## GIVEN EXERCISE
Locate the lines where "this" occurs and copy them as they stand.

## EXTRACTED DATA
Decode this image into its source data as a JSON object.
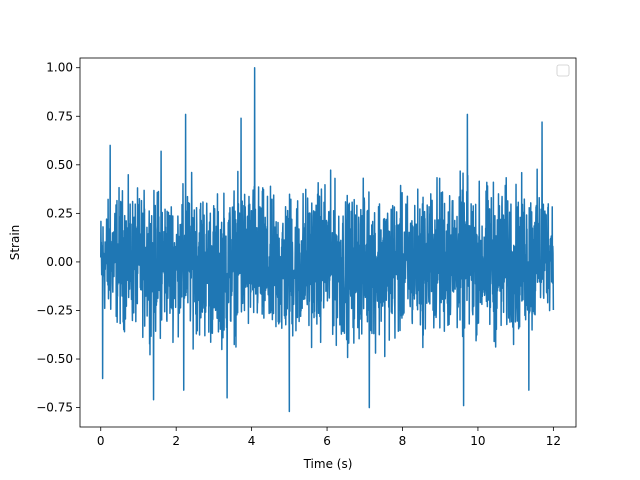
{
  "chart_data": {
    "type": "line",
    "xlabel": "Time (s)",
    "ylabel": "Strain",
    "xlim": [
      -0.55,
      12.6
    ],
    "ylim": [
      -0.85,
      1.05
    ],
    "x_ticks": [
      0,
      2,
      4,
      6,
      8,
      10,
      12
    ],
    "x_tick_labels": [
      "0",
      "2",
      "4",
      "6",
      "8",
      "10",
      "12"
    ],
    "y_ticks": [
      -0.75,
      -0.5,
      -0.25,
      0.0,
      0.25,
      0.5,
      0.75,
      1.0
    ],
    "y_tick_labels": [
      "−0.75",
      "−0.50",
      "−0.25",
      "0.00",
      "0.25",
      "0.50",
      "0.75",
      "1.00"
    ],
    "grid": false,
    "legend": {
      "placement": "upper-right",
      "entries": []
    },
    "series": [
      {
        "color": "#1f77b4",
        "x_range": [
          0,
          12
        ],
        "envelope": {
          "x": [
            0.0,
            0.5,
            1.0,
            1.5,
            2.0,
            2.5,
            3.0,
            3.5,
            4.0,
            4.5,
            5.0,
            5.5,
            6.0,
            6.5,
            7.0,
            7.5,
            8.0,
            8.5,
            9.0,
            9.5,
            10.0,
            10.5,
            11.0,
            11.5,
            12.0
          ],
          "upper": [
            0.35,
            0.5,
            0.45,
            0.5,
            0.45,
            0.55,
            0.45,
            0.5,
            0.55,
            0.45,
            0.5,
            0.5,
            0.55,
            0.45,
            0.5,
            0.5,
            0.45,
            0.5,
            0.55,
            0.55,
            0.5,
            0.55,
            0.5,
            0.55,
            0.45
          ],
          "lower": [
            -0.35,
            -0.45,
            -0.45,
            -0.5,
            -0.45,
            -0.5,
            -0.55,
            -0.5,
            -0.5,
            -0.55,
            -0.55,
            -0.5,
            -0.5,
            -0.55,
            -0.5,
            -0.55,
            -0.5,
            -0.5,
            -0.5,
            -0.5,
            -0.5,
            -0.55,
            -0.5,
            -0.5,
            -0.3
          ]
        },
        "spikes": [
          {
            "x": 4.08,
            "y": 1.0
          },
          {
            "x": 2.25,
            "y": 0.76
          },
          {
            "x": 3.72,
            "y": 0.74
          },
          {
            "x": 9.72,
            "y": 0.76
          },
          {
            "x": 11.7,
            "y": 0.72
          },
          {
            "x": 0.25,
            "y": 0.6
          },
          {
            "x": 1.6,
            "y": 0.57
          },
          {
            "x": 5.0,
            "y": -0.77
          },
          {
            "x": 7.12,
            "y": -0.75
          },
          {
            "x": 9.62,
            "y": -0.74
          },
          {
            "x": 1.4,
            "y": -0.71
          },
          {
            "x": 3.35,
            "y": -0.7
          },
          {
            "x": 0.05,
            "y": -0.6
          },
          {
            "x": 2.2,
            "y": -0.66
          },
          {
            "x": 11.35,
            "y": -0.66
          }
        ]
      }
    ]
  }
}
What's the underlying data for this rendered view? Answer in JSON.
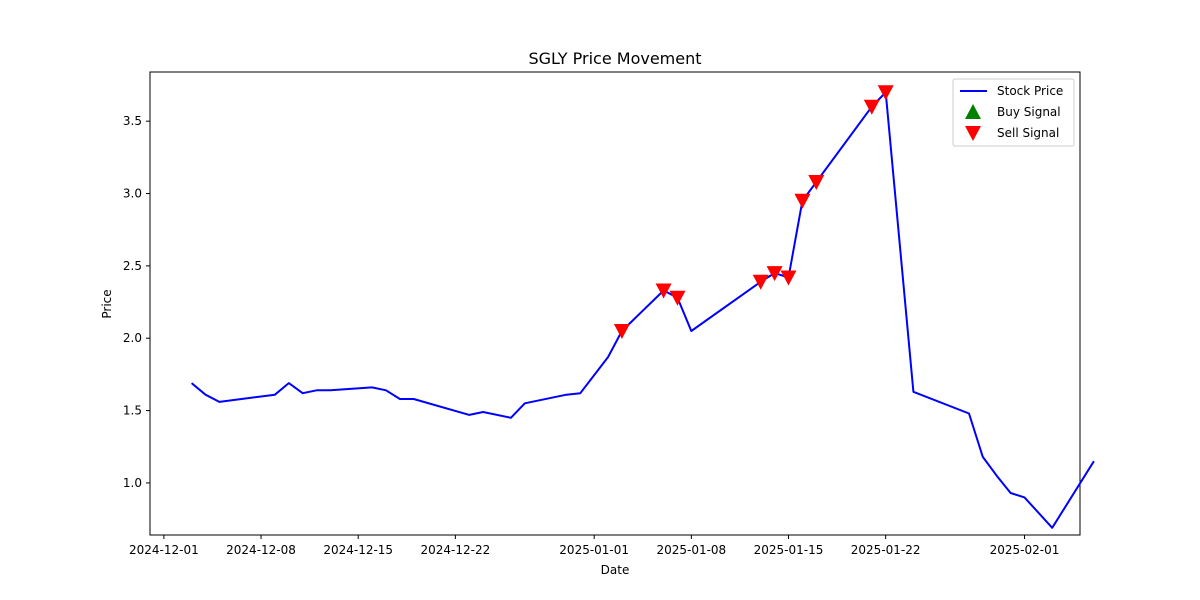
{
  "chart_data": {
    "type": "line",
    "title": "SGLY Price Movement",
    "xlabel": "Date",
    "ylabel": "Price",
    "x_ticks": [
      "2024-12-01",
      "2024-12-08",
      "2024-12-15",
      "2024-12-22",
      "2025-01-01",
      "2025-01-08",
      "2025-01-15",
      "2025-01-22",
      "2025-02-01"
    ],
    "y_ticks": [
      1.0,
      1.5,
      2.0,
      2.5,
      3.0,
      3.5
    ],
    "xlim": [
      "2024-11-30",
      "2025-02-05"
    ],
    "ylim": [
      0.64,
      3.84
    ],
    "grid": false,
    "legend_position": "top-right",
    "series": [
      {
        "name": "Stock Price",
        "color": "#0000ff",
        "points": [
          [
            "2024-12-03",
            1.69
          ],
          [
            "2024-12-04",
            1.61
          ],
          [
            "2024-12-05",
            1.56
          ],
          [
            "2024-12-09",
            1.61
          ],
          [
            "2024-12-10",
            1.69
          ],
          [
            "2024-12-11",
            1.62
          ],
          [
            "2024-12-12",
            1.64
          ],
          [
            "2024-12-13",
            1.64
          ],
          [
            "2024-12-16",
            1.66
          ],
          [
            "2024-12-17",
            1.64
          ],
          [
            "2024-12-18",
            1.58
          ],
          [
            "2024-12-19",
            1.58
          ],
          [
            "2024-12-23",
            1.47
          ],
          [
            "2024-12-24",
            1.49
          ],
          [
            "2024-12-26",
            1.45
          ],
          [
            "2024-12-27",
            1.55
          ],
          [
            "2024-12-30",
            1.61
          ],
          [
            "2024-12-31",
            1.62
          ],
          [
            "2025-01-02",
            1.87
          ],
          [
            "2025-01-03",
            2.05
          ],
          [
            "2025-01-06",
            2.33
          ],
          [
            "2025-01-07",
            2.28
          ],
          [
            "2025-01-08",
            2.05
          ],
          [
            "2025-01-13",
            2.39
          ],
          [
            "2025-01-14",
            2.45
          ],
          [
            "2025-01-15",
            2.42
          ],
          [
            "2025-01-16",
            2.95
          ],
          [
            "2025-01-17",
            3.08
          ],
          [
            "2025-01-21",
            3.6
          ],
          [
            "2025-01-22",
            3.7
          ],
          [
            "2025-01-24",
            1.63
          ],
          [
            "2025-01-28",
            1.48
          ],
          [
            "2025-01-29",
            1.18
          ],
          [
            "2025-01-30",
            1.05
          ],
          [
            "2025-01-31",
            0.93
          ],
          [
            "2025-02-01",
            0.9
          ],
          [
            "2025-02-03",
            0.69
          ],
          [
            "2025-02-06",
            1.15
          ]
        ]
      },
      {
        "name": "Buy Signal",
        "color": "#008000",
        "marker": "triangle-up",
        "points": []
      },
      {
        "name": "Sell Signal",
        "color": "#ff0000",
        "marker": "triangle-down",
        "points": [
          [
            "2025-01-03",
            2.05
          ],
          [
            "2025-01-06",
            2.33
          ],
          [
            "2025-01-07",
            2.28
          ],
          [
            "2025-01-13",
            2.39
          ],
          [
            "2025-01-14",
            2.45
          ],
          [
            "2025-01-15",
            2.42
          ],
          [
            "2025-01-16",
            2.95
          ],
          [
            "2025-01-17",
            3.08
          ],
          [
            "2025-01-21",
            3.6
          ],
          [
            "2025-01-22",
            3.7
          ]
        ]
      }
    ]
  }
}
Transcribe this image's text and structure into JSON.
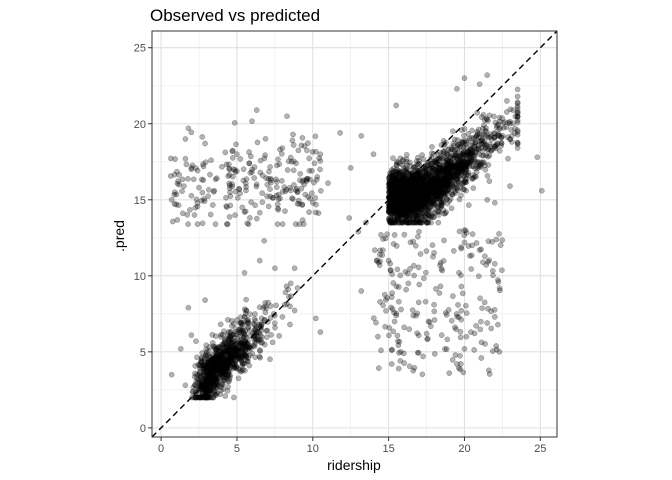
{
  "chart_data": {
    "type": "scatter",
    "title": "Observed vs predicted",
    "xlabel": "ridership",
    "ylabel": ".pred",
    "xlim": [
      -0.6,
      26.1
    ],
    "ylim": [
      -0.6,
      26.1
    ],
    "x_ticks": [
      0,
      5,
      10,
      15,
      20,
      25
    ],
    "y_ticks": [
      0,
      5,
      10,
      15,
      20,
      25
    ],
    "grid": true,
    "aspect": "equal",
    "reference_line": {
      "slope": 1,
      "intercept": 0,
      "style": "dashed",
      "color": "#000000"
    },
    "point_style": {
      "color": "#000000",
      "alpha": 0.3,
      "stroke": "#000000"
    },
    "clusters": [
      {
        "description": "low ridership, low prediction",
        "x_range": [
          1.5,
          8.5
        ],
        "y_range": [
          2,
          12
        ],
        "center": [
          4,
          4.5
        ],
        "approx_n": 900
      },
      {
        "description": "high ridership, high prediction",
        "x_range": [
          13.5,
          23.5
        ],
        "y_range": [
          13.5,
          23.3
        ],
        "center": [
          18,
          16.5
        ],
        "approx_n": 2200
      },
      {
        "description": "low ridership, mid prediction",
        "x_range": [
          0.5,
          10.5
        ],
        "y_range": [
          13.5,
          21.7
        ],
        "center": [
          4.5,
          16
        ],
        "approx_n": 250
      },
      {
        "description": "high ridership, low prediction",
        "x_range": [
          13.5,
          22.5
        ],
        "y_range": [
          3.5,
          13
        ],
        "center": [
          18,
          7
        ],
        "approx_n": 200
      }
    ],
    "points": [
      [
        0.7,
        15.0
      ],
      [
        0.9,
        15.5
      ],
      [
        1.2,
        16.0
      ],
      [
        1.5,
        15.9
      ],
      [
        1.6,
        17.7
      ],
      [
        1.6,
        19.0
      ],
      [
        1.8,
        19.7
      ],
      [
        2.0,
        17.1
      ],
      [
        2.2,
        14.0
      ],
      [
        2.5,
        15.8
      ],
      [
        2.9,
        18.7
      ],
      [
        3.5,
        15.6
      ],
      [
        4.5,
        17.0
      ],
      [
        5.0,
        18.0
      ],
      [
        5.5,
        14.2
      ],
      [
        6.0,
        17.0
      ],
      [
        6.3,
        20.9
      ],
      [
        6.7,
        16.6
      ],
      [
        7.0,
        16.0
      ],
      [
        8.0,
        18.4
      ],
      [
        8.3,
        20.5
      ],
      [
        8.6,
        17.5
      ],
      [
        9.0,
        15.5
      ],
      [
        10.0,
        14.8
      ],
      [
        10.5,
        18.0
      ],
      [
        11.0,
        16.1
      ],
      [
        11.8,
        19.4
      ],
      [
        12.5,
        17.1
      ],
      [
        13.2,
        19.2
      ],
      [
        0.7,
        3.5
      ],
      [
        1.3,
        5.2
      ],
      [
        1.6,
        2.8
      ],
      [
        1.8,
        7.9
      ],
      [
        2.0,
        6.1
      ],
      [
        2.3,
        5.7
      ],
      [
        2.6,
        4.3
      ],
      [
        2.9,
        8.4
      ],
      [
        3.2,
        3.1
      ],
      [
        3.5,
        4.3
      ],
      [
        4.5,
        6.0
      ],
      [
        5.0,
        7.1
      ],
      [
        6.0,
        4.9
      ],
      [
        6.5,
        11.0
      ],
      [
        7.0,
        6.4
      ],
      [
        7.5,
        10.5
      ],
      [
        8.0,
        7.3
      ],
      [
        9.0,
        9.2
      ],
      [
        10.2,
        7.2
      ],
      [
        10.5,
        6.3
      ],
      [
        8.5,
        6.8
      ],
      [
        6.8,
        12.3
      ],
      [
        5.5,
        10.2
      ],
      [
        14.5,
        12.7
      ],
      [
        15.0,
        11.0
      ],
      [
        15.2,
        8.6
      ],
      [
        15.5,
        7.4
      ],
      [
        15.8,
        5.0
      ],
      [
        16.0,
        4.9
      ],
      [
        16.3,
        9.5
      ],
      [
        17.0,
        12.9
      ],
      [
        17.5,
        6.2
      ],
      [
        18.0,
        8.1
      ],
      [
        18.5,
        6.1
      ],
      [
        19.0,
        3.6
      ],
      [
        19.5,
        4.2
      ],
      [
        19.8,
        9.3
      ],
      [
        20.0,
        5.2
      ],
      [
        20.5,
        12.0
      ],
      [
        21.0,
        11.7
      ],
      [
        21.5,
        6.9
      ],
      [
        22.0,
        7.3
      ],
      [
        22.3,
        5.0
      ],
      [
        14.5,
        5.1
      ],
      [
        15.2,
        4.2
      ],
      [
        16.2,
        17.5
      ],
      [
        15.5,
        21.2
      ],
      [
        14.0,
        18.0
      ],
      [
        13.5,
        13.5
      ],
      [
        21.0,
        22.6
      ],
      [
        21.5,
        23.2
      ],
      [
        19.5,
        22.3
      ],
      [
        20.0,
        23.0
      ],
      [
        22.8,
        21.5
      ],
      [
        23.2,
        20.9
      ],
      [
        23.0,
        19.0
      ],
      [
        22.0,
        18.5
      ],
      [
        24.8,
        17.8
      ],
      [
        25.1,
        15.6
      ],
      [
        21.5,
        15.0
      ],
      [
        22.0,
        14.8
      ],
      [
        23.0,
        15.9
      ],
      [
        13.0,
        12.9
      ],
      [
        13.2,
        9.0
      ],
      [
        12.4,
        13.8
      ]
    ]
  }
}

## COMPLETE ANSWER
Decode this image into its source data as a JSON object.
What's the underlying data for this rendered view? Answer in JSON.
Transcribe this image's text and structure into JSON.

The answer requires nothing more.